▸ Input:
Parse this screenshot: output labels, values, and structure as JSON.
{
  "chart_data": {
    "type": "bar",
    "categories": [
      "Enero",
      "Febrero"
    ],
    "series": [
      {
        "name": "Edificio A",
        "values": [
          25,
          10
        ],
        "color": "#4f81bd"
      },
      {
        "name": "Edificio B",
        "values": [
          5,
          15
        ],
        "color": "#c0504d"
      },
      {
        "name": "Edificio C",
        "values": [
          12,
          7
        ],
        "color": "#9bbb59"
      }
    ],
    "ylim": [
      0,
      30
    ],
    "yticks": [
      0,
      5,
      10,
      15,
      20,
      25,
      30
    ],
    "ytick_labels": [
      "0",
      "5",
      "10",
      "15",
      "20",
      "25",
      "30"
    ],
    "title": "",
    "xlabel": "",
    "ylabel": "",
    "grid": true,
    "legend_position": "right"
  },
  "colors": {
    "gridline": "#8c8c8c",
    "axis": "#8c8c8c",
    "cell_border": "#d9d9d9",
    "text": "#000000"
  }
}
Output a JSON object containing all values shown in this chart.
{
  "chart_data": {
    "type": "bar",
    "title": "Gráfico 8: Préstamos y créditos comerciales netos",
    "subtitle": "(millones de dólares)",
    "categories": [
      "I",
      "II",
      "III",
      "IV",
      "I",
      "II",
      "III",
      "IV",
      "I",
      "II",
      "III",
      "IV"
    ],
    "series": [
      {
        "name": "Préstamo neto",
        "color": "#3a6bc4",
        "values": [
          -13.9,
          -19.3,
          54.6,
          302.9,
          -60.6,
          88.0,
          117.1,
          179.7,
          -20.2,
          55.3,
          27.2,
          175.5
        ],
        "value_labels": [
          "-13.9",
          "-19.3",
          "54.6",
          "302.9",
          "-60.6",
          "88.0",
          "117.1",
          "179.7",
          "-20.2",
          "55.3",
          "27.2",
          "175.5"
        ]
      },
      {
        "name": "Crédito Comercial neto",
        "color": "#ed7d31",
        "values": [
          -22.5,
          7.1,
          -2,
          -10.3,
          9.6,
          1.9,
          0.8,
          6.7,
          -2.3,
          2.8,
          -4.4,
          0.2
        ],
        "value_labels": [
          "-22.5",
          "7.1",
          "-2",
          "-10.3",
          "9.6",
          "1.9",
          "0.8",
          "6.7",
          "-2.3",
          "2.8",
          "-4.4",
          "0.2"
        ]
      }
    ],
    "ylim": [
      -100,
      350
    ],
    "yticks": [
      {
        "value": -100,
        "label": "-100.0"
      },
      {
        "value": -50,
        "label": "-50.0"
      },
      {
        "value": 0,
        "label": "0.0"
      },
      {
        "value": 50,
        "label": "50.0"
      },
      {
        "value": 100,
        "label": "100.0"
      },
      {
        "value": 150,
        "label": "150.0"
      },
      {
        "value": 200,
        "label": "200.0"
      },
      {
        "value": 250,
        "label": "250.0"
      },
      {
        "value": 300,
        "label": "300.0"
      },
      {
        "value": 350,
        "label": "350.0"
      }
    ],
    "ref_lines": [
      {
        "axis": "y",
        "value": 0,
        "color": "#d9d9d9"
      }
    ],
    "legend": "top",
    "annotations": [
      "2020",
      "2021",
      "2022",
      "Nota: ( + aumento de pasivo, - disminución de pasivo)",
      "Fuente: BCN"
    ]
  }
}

▸ Task prompt: Work out the number of lines in this listing that include the word "Edificio". Reply with that number only.

▸ Completed task: 3